> [Instruction] Which lines in the material below contain the word "JSON"? Copy each of them.

(Data entries)

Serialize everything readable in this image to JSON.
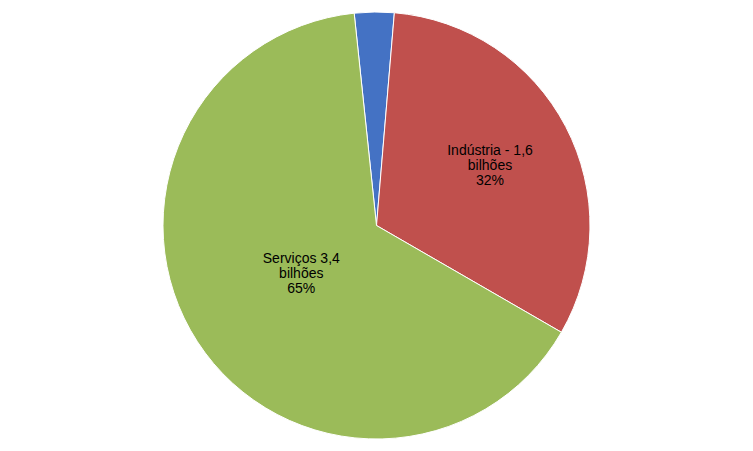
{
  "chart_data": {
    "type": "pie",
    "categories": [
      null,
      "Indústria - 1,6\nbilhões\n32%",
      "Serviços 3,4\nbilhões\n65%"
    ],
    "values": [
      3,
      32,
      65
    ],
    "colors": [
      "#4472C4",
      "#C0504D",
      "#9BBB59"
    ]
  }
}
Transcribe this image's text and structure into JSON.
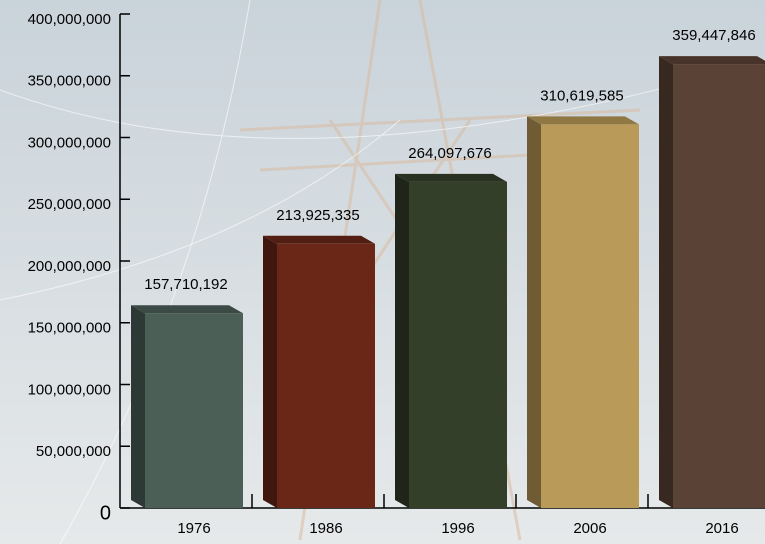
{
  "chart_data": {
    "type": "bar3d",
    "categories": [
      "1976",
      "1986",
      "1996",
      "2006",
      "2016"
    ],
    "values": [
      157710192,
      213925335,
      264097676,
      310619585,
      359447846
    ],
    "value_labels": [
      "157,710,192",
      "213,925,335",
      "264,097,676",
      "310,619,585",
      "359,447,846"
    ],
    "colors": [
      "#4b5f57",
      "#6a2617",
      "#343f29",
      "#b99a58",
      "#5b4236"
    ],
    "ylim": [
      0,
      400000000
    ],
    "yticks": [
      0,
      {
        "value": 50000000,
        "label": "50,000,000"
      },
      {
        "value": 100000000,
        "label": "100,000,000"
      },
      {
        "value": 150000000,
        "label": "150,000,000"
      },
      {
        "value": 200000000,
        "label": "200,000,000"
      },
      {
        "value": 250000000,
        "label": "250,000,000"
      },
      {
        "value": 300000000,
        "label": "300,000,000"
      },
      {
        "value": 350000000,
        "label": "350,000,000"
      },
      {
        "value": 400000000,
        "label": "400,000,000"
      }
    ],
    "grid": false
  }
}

> [Written answer]
Serialize everything readable in this image to JSON.
Transcribe this image's text and structure into JSON.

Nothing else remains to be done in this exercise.